_JOB:_ Please find all lines in the data that hold the string "Prices" and copy them.

— Begin THE DATA —

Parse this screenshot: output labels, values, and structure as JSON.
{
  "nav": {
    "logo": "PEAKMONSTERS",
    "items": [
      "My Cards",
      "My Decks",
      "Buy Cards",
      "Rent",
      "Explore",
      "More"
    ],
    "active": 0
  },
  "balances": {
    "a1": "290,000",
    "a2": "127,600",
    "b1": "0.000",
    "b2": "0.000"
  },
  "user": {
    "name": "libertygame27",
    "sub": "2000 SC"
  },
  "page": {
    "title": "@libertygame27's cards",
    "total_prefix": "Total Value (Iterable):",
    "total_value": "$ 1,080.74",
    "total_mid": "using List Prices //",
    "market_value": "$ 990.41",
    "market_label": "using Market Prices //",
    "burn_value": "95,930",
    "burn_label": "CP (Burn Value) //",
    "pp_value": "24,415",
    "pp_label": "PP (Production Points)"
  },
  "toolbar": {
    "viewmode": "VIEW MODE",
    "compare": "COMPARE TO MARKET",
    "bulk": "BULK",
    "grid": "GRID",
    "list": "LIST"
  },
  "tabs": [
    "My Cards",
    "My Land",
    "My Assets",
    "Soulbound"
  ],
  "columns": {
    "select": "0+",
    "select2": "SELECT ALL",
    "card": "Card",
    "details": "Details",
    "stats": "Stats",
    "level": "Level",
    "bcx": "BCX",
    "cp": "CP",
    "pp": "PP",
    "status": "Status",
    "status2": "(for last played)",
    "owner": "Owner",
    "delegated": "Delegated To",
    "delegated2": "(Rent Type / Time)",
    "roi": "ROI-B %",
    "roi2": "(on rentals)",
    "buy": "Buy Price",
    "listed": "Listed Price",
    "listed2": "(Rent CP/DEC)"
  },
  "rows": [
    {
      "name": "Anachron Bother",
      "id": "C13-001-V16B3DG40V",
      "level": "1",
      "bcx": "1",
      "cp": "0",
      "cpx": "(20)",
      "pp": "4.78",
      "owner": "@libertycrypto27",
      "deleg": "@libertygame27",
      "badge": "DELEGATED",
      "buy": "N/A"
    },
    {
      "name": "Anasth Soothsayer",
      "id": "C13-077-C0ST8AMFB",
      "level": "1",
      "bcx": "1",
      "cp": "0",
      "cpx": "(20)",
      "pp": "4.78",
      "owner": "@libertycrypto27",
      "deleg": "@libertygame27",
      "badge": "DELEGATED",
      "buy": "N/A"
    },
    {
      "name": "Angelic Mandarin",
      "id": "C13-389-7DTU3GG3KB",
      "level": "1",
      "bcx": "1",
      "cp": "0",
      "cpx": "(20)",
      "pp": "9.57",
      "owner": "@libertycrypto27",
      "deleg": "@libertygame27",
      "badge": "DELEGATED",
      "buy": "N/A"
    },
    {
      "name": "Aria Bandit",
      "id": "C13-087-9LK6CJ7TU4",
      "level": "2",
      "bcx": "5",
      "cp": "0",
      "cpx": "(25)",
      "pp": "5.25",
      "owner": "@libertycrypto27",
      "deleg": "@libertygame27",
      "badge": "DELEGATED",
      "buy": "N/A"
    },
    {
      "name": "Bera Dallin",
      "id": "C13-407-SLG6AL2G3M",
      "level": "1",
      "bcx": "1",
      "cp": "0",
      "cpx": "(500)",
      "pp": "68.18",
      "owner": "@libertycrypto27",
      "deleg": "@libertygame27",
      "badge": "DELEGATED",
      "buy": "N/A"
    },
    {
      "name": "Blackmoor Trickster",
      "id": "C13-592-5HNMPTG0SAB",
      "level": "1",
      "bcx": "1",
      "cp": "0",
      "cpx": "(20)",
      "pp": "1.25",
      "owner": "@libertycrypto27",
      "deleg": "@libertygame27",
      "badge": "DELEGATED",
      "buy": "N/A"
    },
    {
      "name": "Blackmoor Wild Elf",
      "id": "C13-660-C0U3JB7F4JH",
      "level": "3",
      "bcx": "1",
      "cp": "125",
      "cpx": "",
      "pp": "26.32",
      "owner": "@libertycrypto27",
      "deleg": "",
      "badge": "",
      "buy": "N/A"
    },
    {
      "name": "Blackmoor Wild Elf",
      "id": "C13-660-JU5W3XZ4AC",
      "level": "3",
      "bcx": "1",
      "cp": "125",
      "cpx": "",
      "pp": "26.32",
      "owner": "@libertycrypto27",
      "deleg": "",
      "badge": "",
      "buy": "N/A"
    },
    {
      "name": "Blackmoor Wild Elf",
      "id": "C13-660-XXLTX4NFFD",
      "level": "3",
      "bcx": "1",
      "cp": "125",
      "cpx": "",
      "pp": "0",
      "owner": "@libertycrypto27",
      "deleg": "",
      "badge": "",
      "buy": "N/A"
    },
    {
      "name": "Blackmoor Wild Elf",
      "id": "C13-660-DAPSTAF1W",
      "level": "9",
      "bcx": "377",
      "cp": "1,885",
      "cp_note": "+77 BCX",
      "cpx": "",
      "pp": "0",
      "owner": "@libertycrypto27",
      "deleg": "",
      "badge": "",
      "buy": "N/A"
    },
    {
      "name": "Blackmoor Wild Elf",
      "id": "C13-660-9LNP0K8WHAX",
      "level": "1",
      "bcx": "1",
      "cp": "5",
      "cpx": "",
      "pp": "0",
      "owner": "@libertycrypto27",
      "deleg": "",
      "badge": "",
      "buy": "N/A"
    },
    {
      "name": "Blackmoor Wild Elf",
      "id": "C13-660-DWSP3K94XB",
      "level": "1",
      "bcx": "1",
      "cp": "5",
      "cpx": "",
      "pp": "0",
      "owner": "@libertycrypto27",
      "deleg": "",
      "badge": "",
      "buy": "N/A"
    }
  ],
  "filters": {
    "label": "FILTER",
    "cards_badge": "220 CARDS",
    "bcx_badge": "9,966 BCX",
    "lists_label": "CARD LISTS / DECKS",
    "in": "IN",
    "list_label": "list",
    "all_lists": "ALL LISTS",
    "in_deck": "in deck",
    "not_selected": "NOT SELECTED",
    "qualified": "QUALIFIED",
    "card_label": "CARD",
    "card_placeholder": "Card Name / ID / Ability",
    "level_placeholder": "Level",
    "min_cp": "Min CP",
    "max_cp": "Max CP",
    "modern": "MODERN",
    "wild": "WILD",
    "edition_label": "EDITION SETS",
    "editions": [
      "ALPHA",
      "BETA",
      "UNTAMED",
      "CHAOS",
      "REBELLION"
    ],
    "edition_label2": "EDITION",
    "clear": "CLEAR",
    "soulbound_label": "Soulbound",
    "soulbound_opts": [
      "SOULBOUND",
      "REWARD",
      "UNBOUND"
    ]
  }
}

— End THE DATA —

_COMPLETED EXERCISE:_
    "total_mid": "using List Prices //",
    "market_label": "using Market Prices //",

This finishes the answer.